*TO BE DONE*: Say how many lines of the listing below contain "Delivery", giving the number and nothing else.

*GIVEN DATA*:
** Start **

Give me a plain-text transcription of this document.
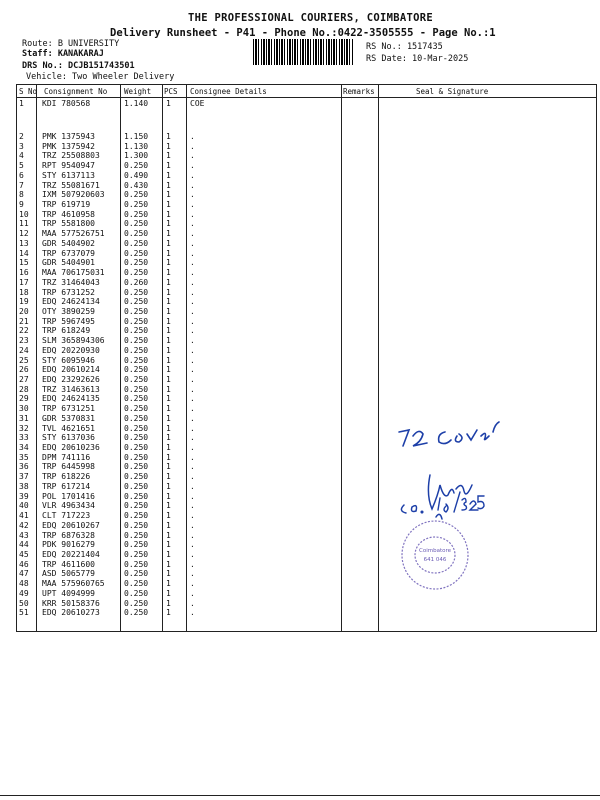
THE PROFESSIONAL COURIERS, COIMBATORE
Delivery Runsheet - P41 - Phone No.:0422-3505555 - Page No.:1
Route: B UNIVERSITY
Staff: KANAKARAJ
DRS No.: DCJB151743501
Vehicle: Two Wheeler Delivery
RS No.: 1517435
RS Date: 10-Mar-2025
S No Consignment No Weight PCS Consignee Details	Remarks	Seal & Signature
1 KDI 780568	1.140 1 COE
2 PMK 1375943	1.150 1 .
3 PMK 1375942	1.130 1 .
4 TRZ 25508803	1.300 1 .
5 RPT 9540947	0.250 1 .
6 STY 6137113	0.490 1 .
7 TRZ 55081671	0.430 1 .
8 IXM 507920603 0.250 1 .
9 TRP 619719	0.250 1 .
10 TRP 4610958	0.250 1 .
11 TRP 5581800	0.250 1 .
12 MAA 577526751 0.250 1 .
13 GDR 5404902	0.250 1 .
14 TRP 6737079	0.250 1 .
15 GDR 5404901	0.250 1 .
16 MAA 706175031 0.250 1 .
17 TRZ 31464043	0.260 1 .
18 TRP 6731252	0.250 1 .
19 EDQ 24624134	0.250 1 .
20 OTY 3890259	0.250 1 .
21 TRP 5967495	0.250 1 .
22 TRP 618249	0.250 1 .
23 SLM 365894306 0.250 1 .
24 EDQ 20220930	0.250 1 .
25 STY 6095946	0.250 1 .
26 EDQ 20610214	0.250 1 .
27 EDQ 23292626	0.250 1 .
28 TRZ 31463613	0.250 1 .
29 EDQ 24624135	0.250 1 .
30 TRP 6731251	0.250 1 .
31 GDR 5370831	0.250 1 .
32 TVL 4621651	0.250 1 .
33 STY 6137036	0.250 1 .
34 EDQ 20610236	0.250 1 .
35 DPM 741116	0.250 1 .
36 TRP 6445998	0.250 1 .
37 TRP 618226	0.250 1 .
38 TRP 617214	0.250 1 .
39 POL 1701416	0.250 1 .
40 VLR 4963434	0.250 1 .
41 CLT 717223	0.250 1 .
42 EDQ 20610267	0.250 1 .
43 TRP 6876328	0.250 1 .
44 PDK 9016279	0.250 1 .
45 EDQ 20221404	0.250 1 .
46 TRP 4611600	0.250 1 .
47 ASD 5065779	0.250 1 .
48 MAA 575960765 0.250 1 .
49 UPT 4094999	0.250 1 .
50 KRR 50158376	0.250 1 .
51 EDQ 20610273	0.250 1 .
Coimbatore
641 046
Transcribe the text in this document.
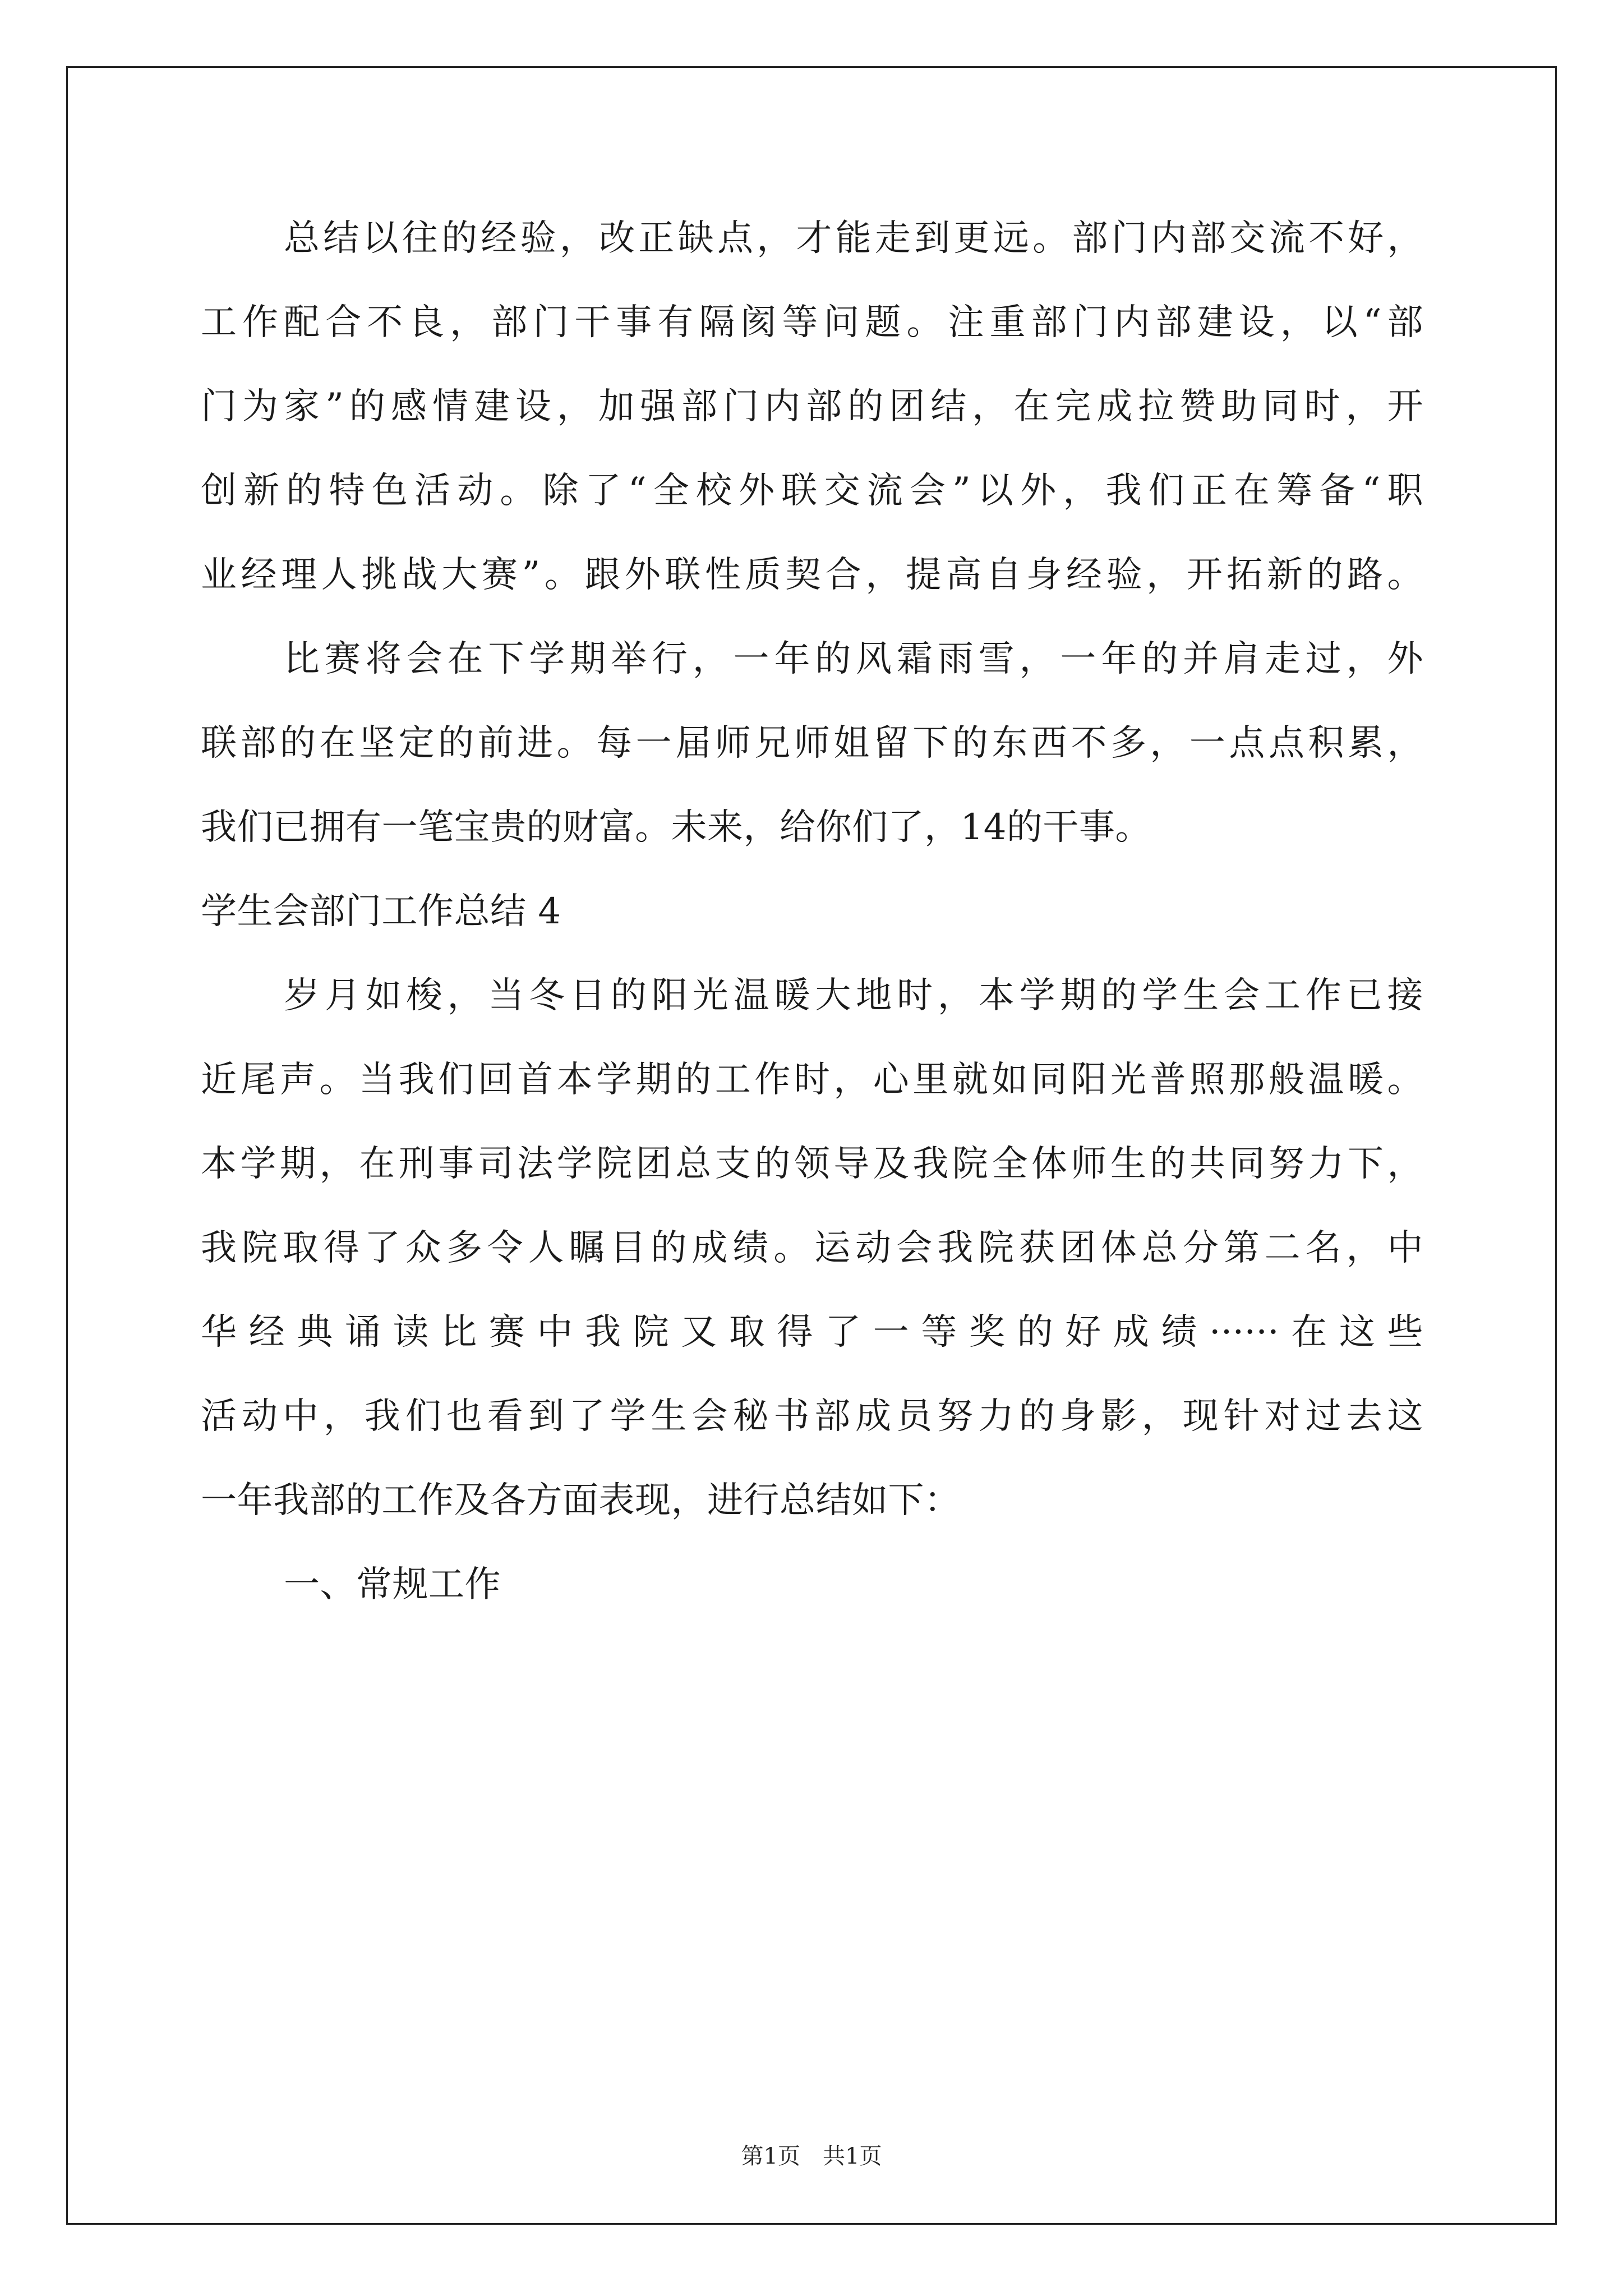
总结以往的经验，改正缺点，才能走到更远。部门内部交流不好，
工作配合不良，部门干事有隔阂等问题。注重部门内部建设，以“部
门为家”的感情建设，加强部门内部的团结，在完成拉赞助同时，开
创新的特色活动。除了“全校外联交流会”以外，我们正在筹备“职
业经理人挑战大赛”。跟外联性质契合，提高自身经验，开拓新的路。
比赛将会在下学期举行，一年的风霜雨雪，一年的并肩走过，外
联部的在坚定的前进。每一届师兄师姐留下的东西不多，一点点积累，
我们已拥有一笔宝贵的财富。未来，给你们了，14的干事。
学生会部门工作总结 4
岁月如梭，当冬日的阳光温暖大地时，本学期的学生会工作已接
近尾声。当我们回首本学期的工作时，心里就如同阳光普照那般温暖。
本学期，在刑事司法学院团总支的领导及我院全体师生的共同努力下，
我院取得了众多令人瞩目的成绩。运动会我院获团体总分第二名，中
华经典诵读比赛中我院又取得了一等奖的好成绩······在这些
活动中，我们也看到了学生会秘书部成员努力的身影，现针对过去这
一年我部的工作及各方面表现，进行总结如下：
一、常规工作
第1页　共1页
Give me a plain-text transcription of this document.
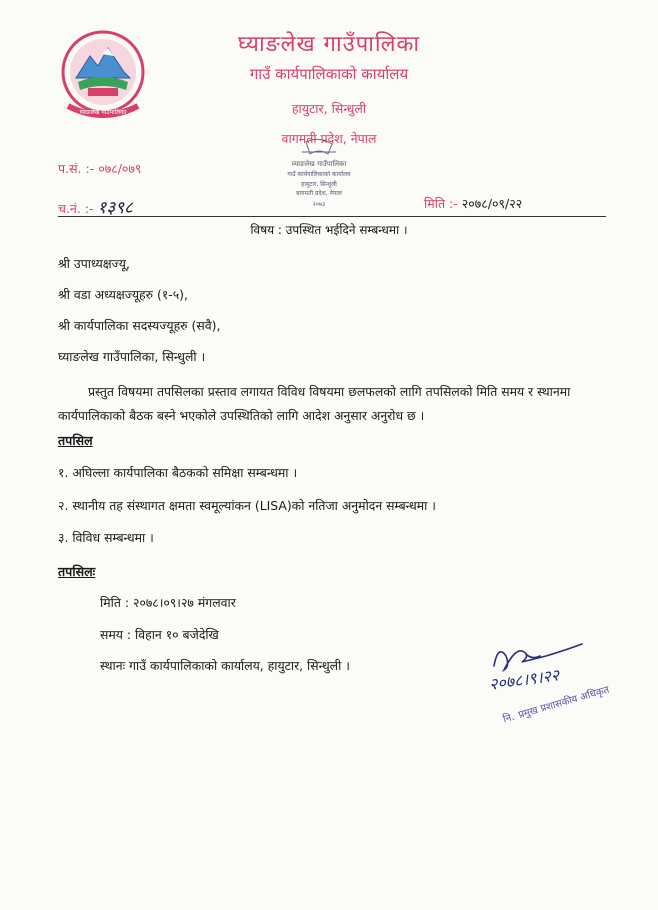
घ्याङलेख गाउँपालिका
घ्याङलेख गाउँपालिका
गाउँ कार्यपालिकाको कार्यालय
हायुटार, सिन्धुली
वागमती प्रदेश, नेपाल
घ्याङलेख गाउँपालिका
गाउँ कार्यपालिकाको कार्यालय
हायुटार, सिन्धुली
बागमती प्रदेश, नेपाल
२०७३
प.सं. :- ०७८/०७९
च.नं. :- १३९८	मिति :- २०७८/०९/२२
विषय : उपस्थित भईदिने सम्बन्धमा ।
श्री उपाध्यक्षज्यू,
श्री वडा अध्यक्षज्यूहरु (१-५),
श्री कार्यपालिका सदस्यज्यूहरु (सवै),
घ्याङलेख गाउँपालिका, सिन्धुली ।
प्रस्तुत विषयमा तपसिलका प्रस्ताव लगायत विविध विषयमा छलफलको लागि तपसिलको मिति समय र स्थानमा कार्यपालिकाको बैठक बस्ने भएकोले उपस्थितिको लागि आदेश अनुसार अनुरोध छ ।
तपसिल
१. अघिल्ला कार्यपालिका बैठकको समिक्षा सम्बन्धमा ।
२. स्थानीय तह संस्थागत क्षमता स्वमूल्यांकन (LISA)को नतिजा अनुमोदन सम्बन्धमा ।
३. विविध सम्बन्धमा ।
तपसिलः
मिति : २०७८।०९।२७ मंगलवार
समय : विहान १० बजेदेखि
स्थानः गाउँ कार्यपालिकाको कार्यालय, हायुटार, सिन्धुली ।	२०७८।९।२२
नि. प्रमुख प्रशासकीय अधिकृत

** End **

*FULL ANSWER*: 2